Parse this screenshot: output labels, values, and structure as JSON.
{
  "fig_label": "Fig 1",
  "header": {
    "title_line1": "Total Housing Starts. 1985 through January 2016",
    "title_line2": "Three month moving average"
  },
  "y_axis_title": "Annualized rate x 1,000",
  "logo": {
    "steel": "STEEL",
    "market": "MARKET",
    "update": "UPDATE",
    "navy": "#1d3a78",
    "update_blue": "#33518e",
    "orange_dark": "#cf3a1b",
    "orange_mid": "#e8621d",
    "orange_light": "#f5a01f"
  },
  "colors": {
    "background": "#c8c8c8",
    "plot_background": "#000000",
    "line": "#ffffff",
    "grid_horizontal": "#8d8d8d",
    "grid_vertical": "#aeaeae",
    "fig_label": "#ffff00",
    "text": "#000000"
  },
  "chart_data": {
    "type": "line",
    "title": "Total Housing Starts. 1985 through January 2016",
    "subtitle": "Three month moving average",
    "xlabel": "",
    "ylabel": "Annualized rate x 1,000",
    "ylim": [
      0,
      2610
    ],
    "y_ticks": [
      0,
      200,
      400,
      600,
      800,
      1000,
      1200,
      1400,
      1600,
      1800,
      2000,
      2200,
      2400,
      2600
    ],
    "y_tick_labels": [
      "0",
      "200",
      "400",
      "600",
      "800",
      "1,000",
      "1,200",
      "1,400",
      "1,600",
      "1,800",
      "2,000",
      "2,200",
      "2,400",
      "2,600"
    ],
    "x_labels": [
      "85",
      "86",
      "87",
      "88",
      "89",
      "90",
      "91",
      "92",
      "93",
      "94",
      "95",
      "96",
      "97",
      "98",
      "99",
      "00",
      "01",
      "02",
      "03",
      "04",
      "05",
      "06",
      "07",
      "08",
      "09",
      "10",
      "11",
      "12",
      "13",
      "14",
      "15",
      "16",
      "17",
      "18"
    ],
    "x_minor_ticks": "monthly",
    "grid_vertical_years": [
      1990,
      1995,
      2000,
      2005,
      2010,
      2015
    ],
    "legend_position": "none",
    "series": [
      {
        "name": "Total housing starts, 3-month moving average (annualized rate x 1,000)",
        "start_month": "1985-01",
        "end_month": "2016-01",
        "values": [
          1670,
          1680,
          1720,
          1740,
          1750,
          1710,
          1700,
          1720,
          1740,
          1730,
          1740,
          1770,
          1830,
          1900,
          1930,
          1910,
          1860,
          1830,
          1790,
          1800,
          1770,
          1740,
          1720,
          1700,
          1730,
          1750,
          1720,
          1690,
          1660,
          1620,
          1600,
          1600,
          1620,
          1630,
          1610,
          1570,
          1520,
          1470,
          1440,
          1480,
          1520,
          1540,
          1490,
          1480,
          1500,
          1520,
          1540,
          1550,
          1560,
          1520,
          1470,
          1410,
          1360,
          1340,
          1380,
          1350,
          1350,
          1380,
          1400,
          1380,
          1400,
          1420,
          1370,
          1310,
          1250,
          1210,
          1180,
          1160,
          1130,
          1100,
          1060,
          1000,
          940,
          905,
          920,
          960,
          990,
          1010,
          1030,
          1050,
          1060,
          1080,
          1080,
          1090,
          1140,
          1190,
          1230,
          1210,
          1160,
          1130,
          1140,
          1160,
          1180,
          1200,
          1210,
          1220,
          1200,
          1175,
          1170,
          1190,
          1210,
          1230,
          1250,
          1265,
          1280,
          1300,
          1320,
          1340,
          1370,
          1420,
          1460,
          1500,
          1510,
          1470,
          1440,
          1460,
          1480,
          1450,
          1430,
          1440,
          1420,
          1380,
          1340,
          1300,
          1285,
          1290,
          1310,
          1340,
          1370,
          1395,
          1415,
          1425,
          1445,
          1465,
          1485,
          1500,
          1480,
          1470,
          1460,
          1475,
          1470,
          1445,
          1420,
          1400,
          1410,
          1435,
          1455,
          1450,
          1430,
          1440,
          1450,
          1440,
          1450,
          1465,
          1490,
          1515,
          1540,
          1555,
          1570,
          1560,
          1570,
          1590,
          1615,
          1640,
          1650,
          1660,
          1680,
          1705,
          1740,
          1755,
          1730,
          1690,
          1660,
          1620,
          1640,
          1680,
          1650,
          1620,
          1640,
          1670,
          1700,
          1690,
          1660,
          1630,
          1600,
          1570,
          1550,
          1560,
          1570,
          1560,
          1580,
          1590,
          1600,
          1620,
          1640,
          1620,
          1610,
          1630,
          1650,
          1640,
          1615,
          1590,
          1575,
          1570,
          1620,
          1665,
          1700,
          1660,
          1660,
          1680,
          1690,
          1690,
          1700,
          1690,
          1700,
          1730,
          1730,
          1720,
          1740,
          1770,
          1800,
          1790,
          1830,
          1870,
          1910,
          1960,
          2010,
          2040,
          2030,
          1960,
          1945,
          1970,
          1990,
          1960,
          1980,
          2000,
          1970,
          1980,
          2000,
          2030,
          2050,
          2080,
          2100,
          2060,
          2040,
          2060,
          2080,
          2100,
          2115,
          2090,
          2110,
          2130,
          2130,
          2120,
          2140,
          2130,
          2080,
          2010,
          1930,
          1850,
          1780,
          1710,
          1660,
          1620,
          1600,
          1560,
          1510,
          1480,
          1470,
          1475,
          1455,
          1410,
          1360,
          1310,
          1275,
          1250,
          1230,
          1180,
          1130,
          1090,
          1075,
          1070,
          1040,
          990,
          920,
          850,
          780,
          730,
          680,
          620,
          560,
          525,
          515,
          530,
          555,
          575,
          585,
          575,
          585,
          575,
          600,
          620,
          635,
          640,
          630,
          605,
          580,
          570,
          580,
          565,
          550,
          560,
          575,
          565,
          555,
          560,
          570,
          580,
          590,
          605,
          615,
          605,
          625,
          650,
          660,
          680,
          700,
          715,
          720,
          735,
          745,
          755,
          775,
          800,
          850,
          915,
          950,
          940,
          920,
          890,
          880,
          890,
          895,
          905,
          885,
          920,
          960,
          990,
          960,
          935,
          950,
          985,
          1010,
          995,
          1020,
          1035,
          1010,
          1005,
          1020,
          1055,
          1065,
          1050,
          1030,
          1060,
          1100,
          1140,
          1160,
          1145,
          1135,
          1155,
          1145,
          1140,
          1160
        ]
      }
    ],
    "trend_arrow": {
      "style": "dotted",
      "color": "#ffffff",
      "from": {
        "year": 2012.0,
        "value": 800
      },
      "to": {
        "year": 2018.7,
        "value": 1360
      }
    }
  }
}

____

Task requirements.
Go through the entries and return each line where the word "moving" appears.

Correct response.
    "title_line2": "Three month moving average"
    "subtitle": "Three month moving average",
        "name": "Total housing starts, 3-month moving average (annualized rate x 1,000)",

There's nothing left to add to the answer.